━━ Provided entries ━━
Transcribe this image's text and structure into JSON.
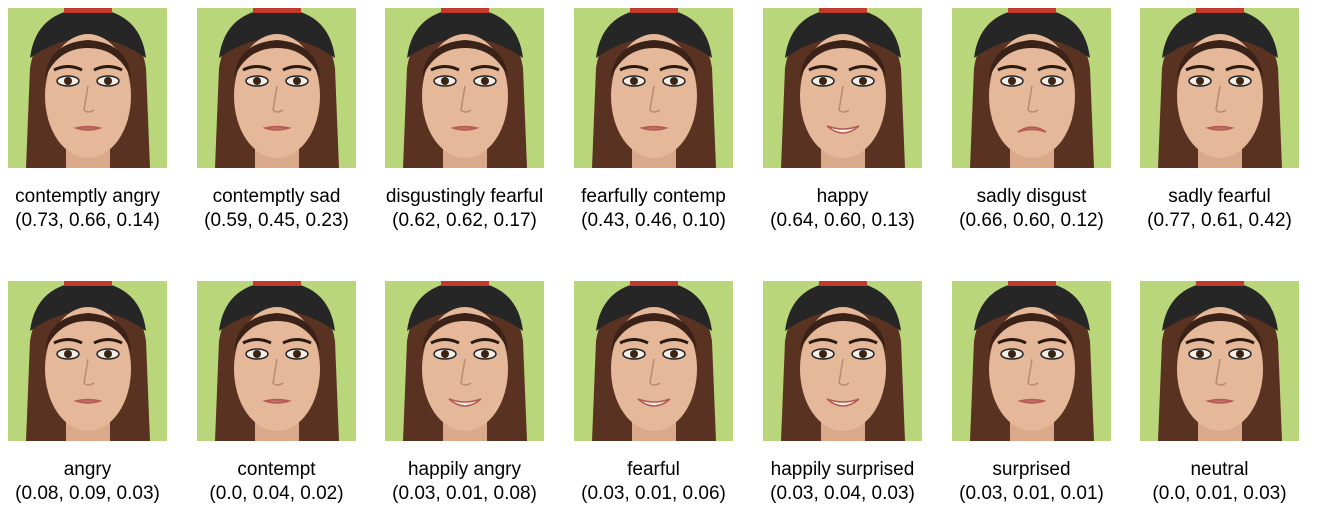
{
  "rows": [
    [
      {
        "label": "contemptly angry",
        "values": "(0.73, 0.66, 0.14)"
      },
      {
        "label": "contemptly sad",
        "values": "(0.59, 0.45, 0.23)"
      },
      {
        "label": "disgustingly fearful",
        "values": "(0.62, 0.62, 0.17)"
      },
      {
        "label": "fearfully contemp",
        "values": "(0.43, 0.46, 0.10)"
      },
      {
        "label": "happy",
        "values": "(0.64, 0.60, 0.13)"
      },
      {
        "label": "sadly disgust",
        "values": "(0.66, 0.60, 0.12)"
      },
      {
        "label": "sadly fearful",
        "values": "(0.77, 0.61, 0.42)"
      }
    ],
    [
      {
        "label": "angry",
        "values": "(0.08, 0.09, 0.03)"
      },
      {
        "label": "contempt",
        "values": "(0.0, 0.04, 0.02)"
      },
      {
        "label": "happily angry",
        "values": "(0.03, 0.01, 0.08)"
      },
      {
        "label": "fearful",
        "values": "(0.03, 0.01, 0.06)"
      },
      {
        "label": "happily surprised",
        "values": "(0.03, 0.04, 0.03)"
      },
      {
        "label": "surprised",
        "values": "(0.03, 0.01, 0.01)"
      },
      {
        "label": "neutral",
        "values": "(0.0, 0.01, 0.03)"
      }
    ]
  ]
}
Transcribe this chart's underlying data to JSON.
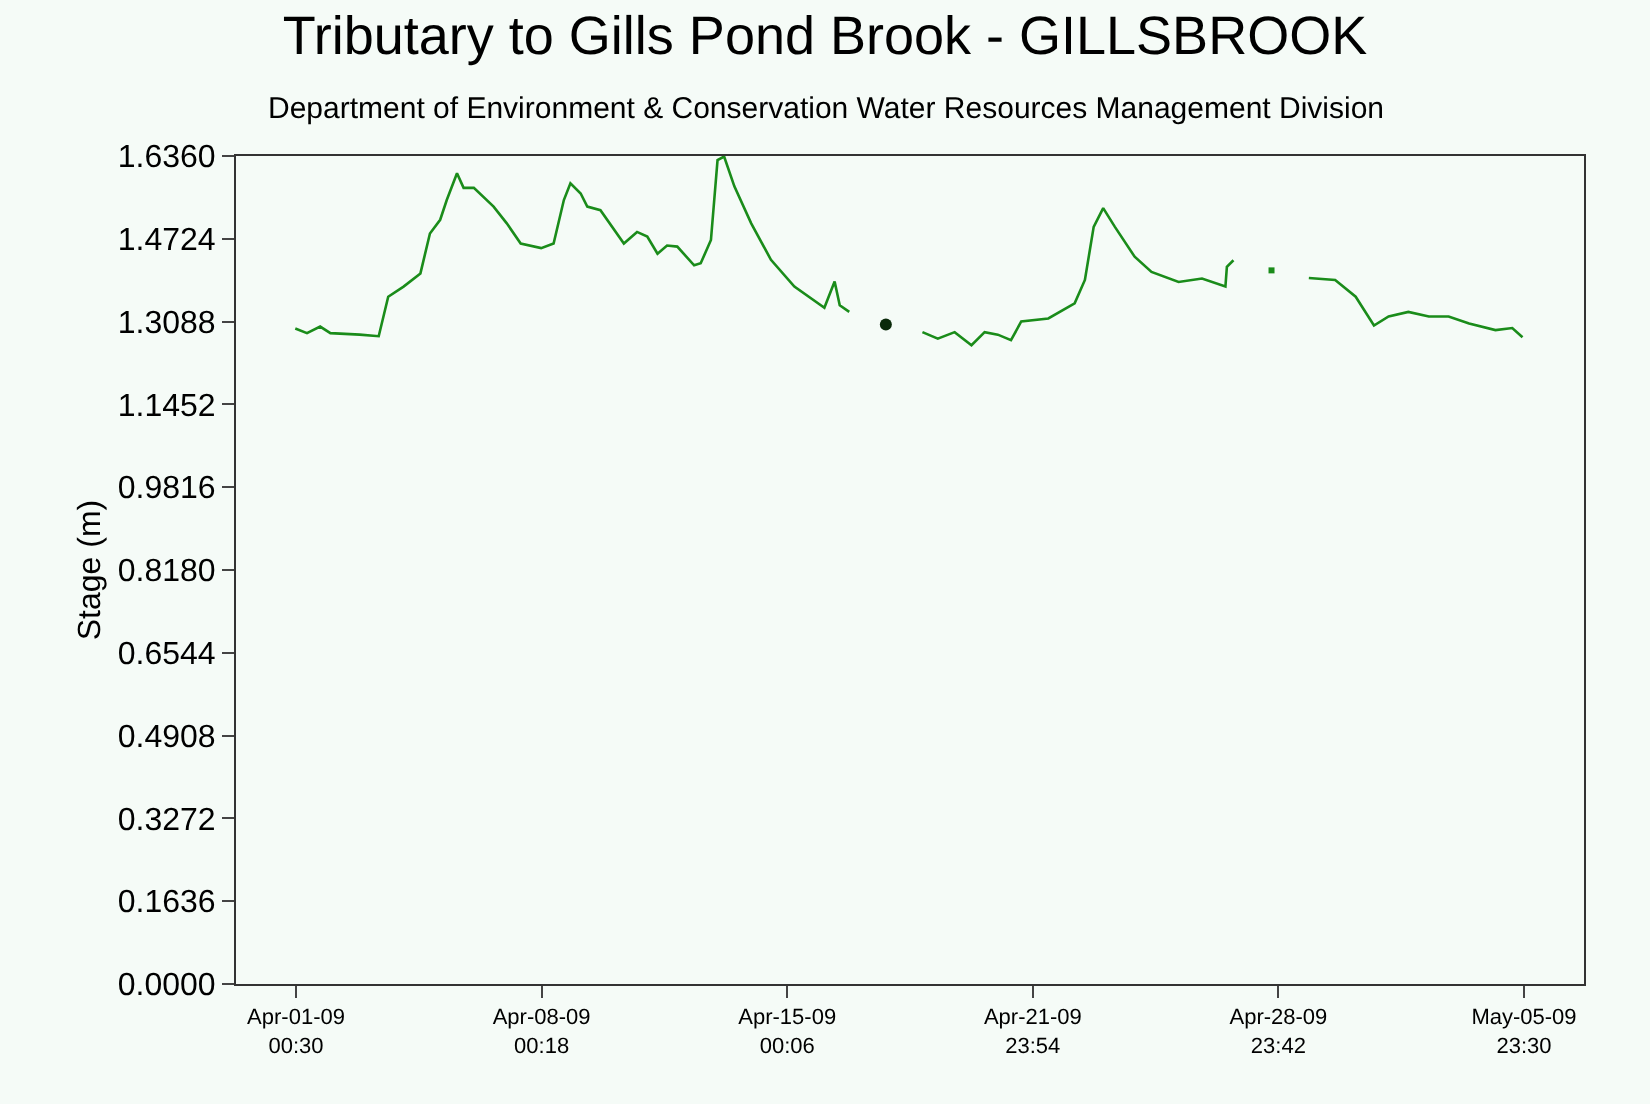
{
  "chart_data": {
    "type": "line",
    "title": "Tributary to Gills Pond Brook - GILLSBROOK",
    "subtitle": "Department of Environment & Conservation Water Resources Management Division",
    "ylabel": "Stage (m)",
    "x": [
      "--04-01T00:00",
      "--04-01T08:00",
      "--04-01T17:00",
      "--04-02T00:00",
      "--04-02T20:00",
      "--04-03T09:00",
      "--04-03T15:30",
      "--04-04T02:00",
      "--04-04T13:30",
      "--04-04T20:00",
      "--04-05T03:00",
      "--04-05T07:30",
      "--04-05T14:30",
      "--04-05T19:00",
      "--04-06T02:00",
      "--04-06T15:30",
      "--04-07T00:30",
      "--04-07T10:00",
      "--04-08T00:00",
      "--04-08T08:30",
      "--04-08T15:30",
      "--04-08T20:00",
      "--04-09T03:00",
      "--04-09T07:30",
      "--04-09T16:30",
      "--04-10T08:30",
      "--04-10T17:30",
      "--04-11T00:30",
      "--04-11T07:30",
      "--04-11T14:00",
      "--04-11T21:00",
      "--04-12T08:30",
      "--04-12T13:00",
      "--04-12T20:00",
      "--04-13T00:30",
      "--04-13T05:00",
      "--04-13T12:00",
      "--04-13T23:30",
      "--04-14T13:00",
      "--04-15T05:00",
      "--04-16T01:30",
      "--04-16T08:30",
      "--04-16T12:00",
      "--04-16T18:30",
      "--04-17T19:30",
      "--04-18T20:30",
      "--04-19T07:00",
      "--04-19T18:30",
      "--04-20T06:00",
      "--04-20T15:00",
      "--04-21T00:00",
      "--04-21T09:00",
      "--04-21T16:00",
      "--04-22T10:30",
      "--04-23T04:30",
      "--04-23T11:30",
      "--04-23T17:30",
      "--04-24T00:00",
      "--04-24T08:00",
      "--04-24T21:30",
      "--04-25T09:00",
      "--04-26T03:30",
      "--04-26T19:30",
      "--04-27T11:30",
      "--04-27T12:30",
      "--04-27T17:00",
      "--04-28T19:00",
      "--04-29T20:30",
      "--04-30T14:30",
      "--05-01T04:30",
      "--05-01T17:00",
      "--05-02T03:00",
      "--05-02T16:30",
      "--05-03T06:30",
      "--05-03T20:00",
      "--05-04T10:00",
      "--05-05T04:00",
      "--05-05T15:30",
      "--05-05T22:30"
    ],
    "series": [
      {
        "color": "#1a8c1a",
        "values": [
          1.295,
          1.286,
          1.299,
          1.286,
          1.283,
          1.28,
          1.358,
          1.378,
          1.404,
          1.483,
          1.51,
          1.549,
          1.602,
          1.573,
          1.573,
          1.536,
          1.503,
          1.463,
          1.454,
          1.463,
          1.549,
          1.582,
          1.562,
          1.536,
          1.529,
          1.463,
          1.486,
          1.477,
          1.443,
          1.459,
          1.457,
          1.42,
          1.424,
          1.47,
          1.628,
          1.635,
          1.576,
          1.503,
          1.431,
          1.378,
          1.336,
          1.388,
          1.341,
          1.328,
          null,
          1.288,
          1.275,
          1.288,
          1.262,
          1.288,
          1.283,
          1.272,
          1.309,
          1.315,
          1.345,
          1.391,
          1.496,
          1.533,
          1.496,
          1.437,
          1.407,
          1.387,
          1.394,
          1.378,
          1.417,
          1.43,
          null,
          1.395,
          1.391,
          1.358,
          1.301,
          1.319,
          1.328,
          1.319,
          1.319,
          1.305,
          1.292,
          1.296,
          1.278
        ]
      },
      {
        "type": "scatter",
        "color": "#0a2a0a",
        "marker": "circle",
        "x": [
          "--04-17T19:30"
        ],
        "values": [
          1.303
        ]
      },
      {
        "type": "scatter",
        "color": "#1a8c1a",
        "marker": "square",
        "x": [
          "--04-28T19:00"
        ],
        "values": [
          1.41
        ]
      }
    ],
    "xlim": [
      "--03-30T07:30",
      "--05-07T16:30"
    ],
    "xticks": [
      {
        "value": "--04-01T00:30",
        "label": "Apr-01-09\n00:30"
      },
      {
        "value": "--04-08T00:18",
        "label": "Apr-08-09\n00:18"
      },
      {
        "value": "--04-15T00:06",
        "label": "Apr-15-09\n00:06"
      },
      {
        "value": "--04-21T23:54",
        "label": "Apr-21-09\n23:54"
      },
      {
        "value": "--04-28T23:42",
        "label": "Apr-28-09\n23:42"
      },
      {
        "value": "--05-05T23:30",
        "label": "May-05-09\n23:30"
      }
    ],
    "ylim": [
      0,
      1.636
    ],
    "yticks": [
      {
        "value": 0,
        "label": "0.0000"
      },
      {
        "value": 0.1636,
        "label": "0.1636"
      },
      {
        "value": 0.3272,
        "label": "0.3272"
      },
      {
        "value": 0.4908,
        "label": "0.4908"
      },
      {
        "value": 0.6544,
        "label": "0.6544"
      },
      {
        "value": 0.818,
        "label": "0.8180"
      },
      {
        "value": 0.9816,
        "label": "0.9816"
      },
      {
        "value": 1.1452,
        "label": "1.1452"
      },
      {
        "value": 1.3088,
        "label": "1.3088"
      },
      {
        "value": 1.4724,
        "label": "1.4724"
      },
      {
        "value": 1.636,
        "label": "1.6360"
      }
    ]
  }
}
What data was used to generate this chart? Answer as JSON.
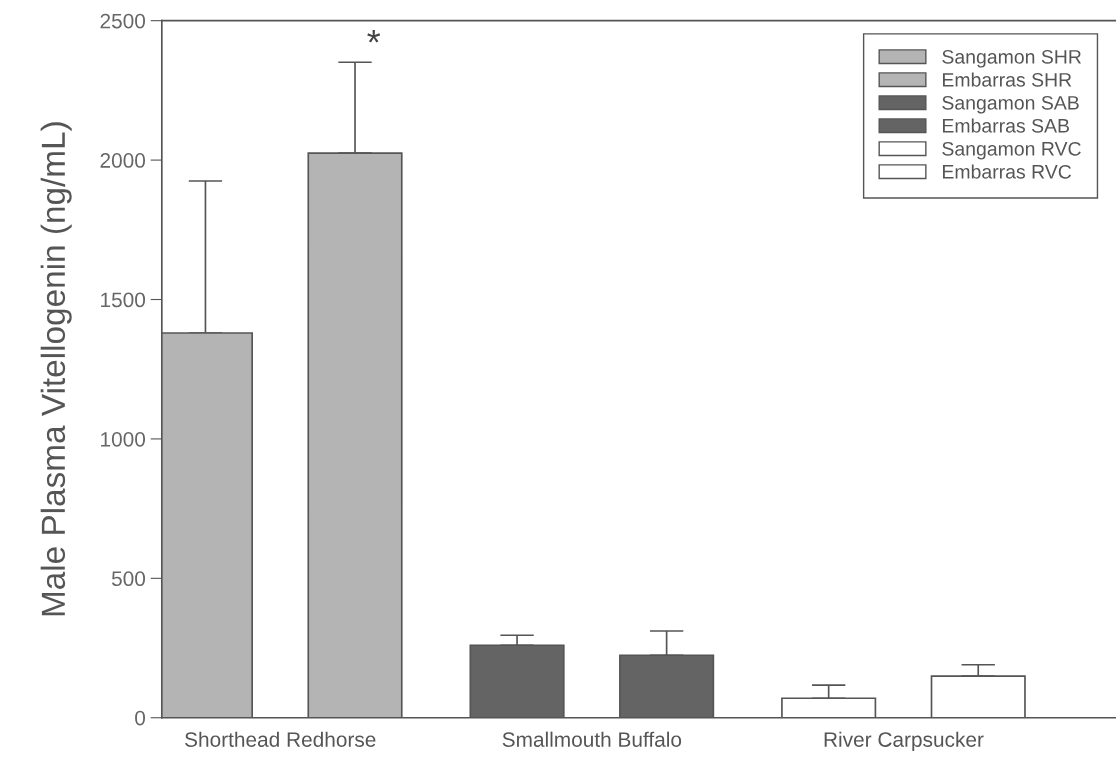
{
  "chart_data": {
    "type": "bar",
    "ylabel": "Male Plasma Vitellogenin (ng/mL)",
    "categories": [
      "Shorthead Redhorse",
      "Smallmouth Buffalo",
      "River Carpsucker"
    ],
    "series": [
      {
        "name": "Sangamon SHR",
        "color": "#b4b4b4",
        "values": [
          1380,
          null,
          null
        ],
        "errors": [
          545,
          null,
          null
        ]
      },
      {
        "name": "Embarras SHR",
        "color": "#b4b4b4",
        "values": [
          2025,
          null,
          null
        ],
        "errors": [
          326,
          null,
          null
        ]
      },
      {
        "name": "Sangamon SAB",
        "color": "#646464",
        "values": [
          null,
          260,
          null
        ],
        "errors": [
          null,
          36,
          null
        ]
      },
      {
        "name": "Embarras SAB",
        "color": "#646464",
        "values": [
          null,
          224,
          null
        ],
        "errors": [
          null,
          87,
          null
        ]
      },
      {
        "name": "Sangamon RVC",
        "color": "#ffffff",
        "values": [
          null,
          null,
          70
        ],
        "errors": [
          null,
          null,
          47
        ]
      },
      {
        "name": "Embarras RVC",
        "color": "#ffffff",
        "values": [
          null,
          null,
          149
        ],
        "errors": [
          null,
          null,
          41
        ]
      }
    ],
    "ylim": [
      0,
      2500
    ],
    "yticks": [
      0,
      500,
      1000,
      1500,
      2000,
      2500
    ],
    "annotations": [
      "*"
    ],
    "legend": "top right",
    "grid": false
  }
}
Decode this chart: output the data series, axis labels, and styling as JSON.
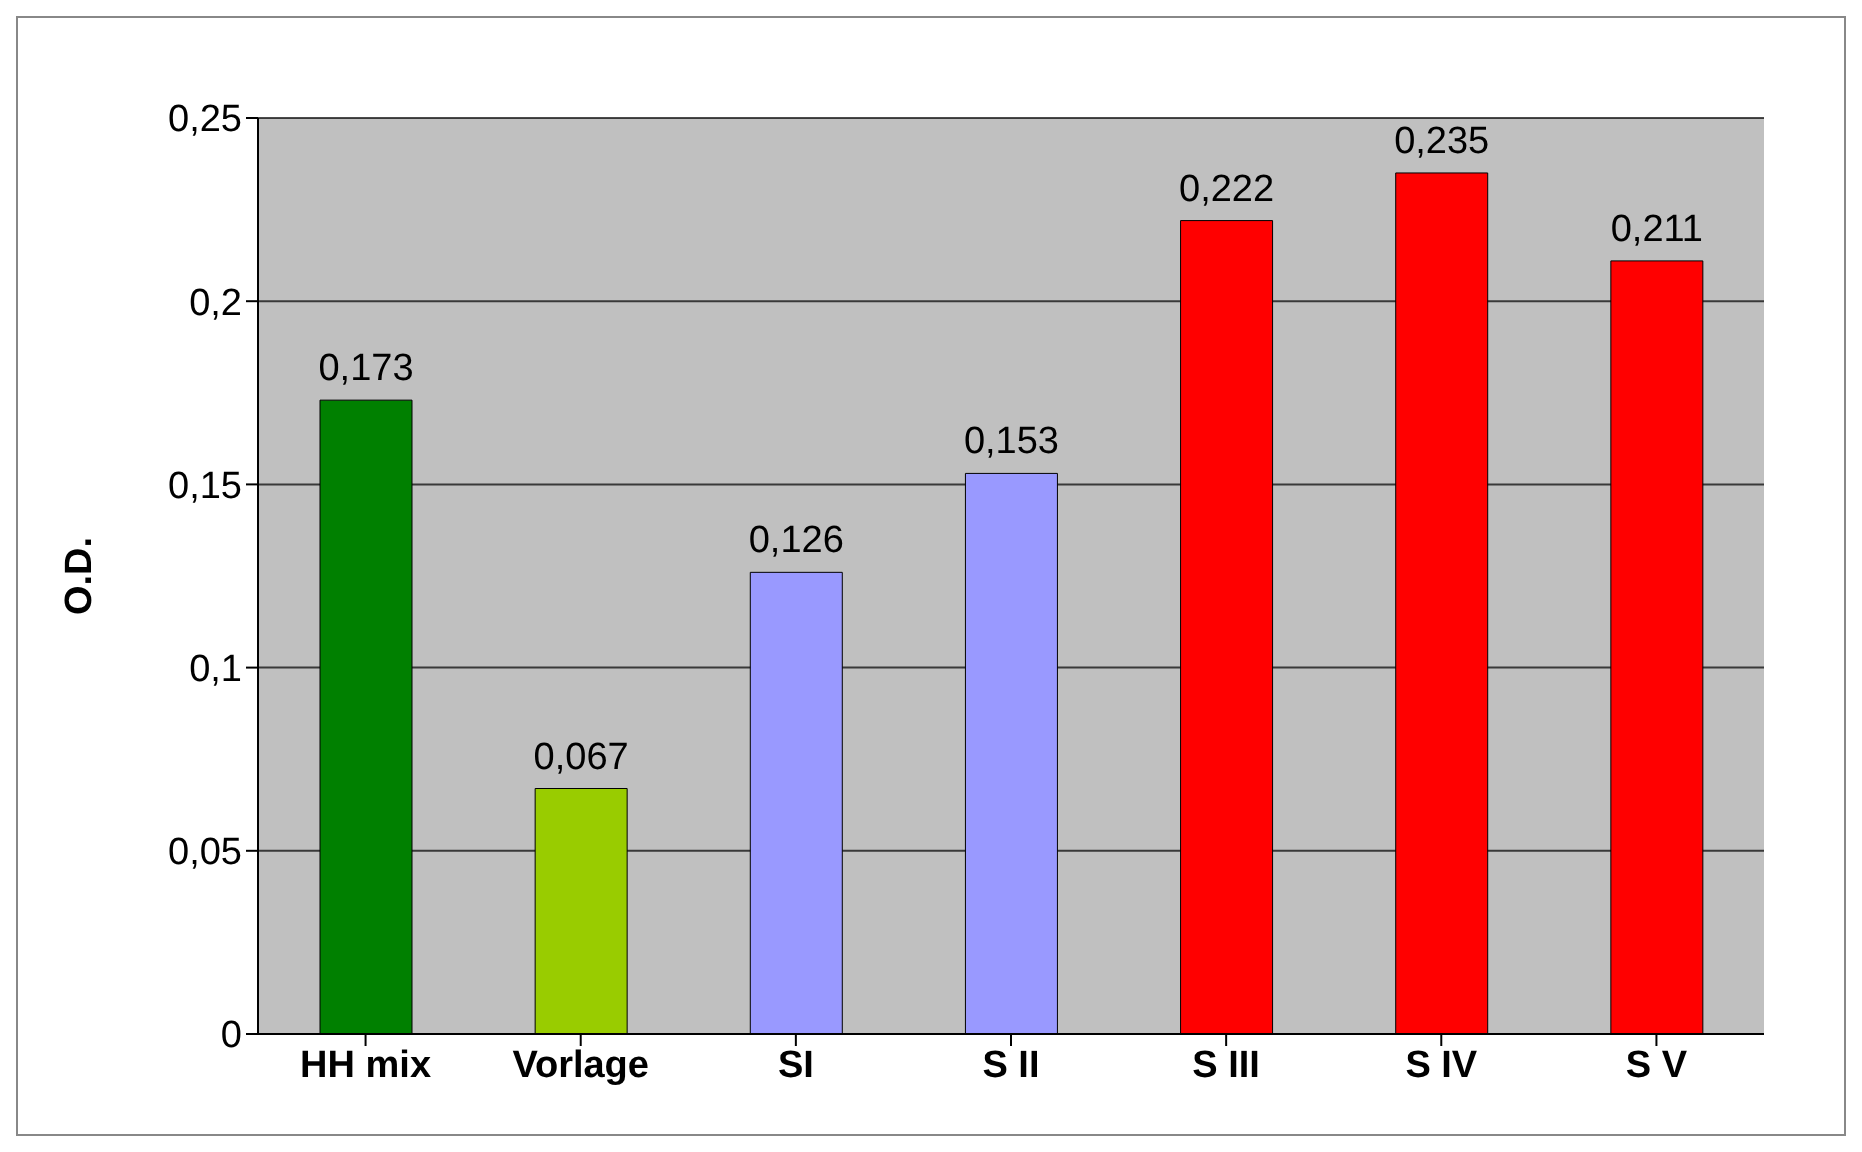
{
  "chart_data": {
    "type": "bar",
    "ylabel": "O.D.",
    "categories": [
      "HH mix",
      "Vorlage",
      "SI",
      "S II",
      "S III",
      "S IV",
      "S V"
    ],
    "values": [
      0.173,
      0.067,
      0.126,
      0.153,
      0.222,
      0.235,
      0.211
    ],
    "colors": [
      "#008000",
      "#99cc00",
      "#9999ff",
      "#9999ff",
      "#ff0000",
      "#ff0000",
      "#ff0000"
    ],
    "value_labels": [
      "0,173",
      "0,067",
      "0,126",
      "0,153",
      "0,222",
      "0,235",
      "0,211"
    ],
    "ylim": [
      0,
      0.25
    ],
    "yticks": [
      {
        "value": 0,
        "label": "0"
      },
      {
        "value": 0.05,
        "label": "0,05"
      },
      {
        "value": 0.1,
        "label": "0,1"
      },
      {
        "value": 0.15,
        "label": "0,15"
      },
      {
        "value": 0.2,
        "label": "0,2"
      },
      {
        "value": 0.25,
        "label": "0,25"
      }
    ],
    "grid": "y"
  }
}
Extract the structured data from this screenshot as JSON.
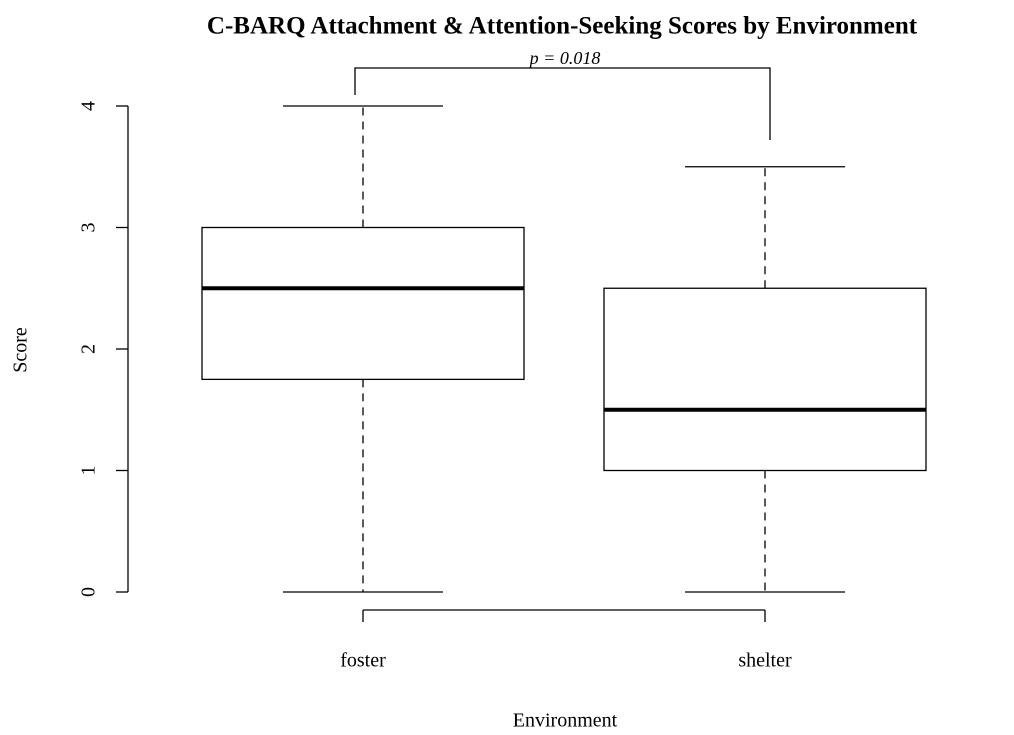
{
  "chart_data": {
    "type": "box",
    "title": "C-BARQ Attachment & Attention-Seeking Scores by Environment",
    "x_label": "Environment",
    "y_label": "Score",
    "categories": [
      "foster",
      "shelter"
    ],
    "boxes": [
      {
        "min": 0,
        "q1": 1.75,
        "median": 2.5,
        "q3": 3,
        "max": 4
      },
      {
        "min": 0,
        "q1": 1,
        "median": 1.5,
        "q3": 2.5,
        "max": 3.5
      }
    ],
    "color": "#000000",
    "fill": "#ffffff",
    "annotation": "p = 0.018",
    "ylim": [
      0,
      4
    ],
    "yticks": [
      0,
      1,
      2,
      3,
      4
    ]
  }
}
━━━
# Prompt
Scan the material above. Copy each line where "Environment" occurs.

# Result of this task
    "subtitle": "Department of Environment & Conservation Water Resources Management Division",
    "title": "C-BARQ Attachment & Attention-Seeking Scores by Environment",
    "x_label": "Environment",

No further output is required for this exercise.